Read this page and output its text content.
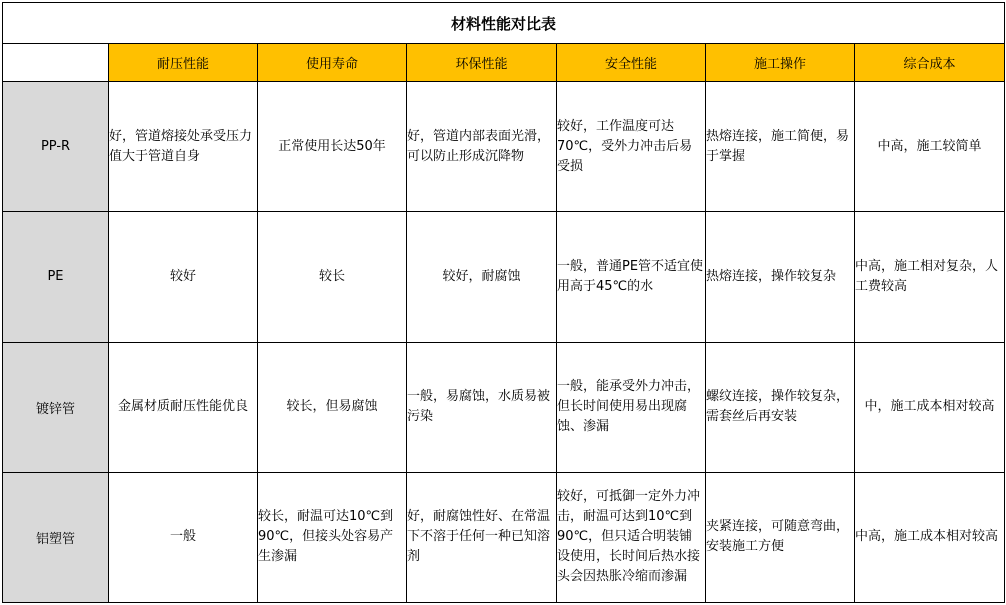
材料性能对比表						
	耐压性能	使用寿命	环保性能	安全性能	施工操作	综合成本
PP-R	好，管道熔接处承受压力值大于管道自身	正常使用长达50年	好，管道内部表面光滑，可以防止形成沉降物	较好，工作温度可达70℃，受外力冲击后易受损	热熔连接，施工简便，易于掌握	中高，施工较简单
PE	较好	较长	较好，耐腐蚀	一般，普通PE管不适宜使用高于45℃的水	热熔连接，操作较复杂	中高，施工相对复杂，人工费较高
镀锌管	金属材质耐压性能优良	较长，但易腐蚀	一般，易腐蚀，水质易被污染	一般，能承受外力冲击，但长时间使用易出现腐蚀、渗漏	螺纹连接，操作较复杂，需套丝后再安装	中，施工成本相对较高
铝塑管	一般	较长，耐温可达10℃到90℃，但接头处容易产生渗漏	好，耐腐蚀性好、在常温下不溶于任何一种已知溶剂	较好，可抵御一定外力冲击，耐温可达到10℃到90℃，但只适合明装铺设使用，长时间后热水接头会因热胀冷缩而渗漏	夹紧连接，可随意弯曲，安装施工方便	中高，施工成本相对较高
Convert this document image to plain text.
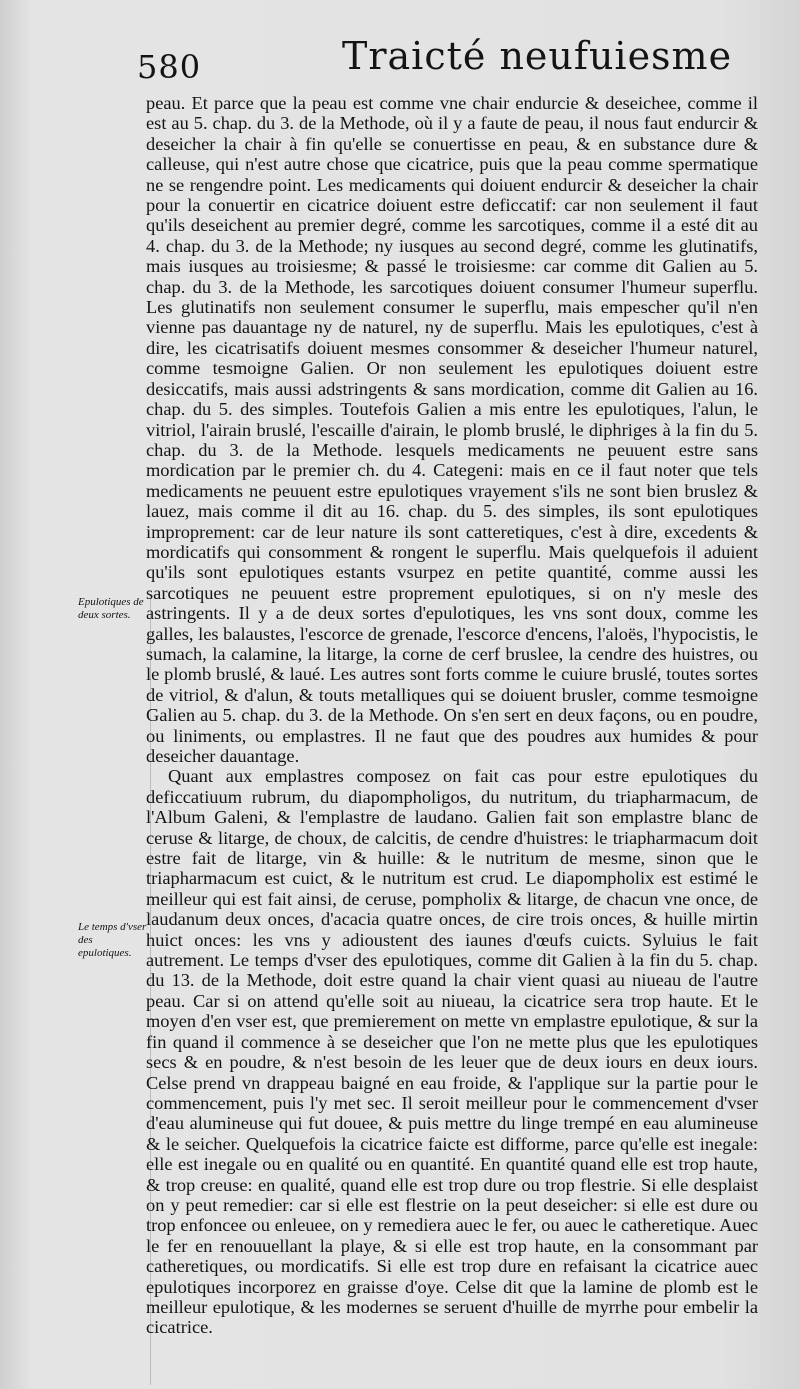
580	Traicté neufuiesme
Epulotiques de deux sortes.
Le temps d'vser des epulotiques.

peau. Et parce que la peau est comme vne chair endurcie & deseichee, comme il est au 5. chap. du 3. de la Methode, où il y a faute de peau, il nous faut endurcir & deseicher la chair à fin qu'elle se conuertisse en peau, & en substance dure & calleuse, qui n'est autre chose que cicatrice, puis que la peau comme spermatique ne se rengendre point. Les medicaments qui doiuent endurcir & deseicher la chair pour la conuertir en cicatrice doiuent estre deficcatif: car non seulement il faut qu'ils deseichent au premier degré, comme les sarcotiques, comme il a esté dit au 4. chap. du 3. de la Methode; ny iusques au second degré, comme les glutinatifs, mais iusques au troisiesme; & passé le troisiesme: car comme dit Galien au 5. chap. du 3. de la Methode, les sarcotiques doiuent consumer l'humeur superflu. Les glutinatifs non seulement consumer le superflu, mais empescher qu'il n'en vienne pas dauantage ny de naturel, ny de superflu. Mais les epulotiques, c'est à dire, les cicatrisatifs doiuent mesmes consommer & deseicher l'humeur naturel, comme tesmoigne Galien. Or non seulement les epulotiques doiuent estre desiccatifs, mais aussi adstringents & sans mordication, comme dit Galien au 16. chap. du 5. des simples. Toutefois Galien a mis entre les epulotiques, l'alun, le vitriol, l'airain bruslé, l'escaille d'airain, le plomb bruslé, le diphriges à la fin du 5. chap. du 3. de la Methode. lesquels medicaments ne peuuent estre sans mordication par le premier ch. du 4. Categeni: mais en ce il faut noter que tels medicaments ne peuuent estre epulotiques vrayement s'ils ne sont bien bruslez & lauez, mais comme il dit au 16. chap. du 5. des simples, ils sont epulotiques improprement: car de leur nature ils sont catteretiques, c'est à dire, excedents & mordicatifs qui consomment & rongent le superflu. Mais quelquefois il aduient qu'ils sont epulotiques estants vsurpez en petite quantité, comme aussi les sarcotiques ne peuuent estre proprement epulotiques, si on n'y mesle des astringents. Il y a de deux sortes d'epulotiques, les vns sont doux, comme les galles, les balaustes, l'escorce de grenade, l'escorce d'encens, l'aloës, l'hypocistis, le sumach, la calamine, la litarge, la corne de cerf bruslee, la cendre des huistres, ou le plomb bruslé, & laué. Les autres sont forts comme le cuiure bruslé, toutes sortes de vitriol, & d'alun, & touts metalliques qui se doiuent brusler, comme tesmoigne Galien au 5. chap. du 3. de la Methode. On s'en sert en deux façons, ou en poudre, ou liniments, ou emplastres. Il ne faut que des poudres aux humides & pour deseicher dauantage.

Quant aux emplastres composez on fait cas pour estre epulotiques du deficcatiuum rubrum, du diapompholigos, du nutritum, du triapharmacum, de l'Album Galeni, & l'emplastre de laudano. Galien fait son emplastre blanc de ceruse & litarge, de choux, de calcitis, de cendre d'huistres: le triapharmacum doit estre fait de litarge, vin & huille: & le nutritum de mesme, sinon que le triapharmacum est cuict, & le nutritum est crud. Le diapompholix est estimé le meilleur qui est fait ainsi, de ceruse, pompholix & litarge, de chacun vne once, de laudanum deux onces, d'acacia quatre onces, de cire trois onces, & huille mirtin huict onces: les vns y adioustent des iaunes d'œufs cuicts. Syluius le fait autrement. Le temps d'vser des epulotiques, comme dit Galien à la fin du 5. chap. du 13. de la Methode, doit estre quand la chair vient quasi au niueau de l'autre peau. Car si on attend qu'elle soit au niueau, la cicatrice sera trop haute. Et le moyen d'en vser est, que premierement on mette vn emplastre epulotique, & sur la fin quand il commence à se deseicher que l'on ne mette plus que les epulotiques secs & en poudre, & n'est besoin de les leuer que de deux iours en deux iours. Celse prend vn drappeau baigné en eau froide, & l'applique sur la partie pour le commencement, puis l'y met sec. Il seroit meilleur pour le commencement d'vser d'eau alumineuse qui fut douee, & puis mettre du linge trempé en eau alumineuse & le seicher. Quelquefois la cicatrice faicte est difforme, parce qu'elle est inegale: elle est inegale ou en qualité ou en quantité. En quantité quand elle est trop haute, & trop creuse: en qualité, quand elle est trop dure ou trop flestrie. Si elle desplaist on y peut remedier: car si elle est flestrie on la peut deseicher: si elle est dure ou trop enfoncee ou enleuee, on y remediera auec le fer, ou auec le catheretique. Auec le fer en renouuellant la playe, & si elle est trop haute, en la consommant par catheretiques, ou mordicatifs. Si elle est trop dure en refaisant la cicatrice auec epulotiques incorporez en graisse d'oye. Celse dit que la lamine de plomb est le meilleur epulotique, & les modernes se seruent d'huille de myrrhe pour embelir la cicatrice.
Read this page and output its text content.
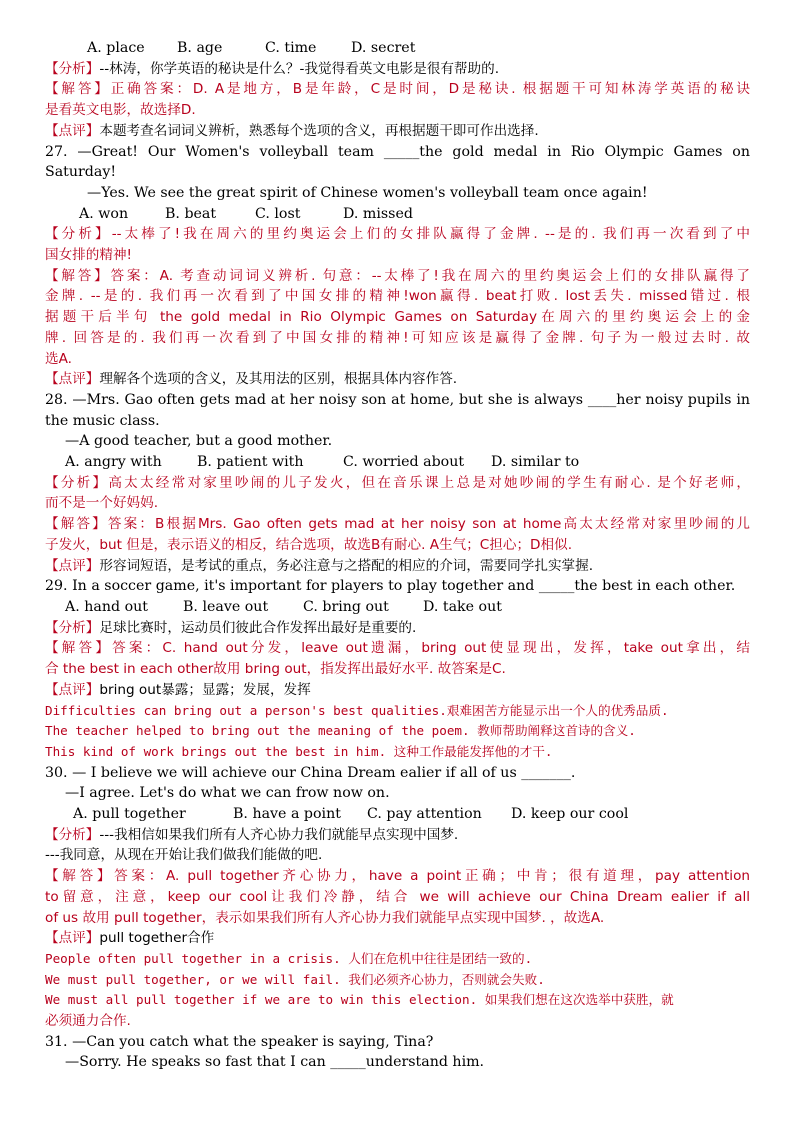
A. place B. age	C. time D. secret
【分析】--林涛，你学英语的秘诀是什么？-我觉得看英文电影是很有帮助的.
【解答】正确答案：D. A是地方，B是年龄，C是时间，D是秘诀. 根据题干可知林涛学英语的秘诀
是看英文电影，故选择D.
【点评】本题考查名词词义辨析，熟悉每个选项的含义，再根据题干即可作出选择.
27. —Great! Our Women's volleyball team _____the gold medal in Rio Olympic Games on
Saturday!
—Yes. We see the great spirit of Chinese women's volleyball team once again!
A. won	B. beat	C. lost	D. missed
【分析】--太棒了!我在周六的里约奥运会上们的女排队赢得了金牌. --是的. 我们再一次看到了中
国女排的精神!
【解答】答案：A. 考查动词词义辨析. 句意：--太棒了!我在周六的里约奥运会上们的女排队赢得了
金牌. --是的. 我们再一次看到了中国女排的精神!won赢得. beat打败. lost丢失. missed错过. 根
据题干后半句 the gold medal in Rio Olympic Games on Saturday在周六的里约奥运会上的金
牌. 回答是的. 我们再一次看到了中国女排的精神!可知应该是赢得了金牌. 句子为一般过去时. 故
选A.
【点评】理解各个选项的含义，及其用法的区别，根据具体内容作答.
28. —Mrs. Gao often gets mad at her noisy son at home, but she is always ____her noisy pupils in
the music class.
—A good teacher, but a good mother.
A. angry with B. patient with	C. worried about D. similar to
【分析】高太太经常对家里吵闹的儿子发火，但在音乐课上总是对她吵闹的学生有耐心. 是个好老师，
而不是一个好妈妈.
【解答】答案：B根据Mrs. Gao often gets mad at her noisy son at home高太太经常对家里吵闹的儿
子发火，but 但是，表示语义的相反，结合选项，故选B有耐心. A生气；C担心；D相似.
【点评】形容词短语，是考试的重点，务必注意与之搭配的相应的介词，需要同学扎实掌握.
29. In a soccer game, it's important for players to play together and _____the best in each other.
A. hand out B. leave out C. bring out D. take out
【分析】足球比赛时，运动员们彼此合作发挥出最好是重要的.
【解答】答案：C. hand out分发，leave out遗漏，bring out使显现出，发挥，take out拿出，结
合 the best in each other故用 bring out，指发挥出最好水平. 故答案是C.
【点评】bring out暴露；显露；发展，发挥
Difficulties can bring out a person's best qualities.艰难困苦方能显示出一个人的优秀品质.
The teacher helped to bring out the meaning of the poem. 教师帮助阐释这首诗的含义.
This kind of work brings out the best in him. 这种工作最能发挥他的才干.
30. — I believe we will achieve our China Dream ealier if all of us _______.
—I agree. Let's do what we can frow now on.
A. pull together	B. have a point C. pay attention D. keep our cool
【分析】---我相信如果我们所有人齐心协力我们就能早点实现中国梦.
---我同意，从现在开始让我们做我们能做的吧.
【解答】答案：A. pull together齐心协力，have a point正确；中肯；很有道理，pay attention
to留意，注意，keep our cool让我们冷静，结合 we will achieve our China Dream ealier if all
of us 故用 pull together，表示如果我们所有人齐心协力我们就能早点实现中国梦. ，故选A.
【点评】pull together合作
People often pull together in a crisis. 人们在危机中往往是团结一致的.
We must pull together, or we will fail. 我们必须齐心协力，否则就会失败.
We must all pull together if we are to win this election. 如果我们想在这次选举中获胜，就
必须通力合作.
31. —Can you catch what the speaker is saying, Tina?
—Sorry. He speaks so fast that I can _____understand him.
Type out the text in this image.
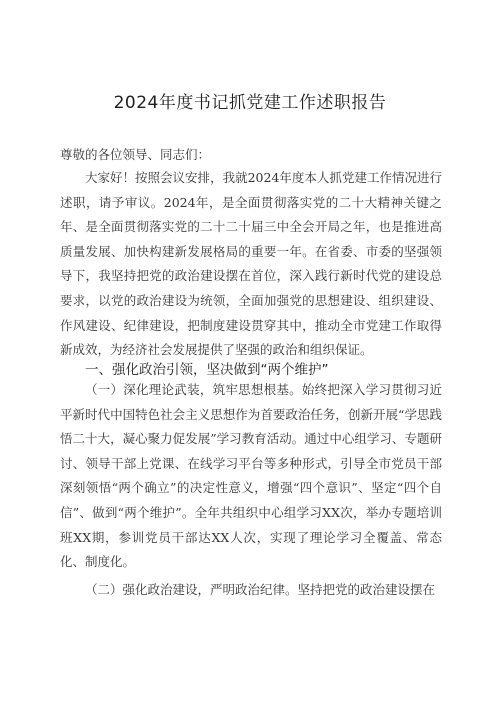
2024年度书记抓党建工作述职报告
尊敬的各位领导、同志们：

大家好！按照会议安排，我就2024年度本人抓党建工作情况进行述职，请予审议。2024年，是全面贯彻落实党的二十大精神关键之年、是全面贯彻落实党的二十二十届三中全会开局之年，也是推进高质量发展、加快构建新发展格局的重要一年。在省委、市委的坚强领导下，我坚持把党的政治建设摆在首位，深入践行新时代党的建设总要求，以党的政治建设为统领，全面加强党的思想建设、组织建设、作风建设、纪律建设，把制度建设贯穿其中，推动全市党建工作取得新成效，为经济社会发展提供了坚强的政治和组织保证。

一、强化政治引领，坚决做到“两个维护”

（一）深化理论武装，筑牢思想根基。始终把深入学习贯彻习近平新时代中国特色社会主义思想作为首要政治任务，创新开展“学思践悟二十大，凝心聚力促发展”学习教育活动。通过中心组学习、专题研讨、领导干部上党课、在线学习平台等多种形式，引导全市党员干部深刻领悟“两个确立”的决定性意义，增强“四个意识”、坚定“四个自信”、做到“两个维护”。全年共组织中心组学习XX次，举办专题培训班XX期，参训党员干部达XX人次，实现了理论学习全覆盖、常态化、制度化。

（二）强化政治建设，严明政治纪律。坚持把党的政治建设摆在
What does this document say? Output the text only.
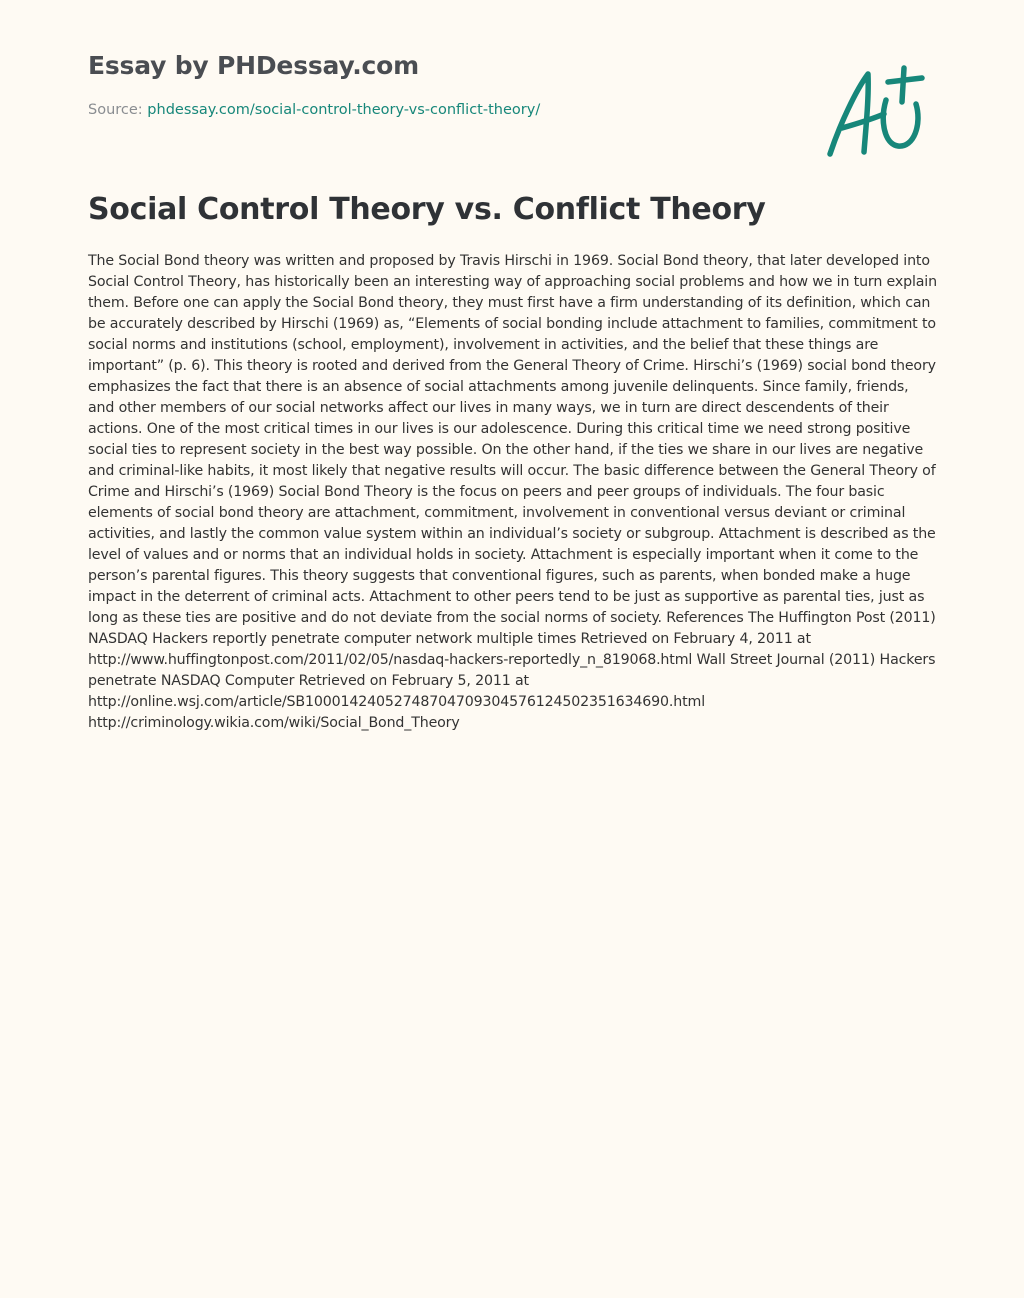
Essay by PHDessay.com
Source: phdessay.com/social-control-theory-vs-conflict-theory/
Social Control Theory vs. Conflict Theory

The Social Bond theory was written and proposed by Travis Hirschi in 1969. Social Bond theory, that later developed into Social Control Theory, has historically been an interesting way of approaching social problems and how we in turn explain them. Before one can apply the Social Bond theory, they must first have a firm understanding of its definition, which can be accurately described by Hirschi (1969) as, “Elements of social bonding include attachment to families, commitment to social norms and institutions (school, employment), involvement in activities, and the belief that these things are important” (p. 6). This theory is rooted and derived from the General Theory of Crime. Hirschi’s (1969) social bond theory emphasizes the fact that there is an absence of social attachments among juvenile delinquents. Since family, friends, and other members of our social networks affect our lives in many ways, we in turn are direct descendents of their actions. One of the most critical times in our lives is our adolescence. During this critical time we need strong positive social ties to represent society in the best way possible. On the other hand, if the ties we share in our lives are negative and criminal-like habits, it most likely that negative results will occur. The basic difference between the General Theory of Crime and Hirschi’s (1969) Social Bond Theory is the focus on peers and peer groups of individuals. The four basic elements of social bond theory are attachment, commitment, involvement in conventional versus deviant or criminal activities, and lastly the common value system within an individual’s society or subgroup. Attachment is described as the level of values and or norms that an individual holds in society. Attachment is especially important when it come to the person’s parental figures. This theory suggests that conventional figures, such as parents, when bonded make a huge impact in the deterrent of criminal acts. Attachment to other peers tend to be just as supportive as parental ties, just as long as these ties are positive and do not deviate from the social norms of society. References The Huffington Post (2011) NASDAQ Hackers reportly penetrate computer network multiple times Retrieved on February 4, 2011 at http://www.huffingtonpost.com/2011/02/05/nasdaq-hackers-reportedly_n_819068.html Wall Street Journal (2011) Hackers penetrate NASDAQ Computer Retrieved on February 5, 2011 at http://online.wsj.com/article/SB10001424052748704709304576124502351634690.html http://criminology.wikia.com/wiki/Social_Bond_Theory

§ Exercise instructions
List each line holding the string "team".

§ Full output
27. —Great! Our Women's volleyball team _____the gold medal in Rio Olympic Games on
—Yes. We see the great spirit of Chinese women's volleyball team once again!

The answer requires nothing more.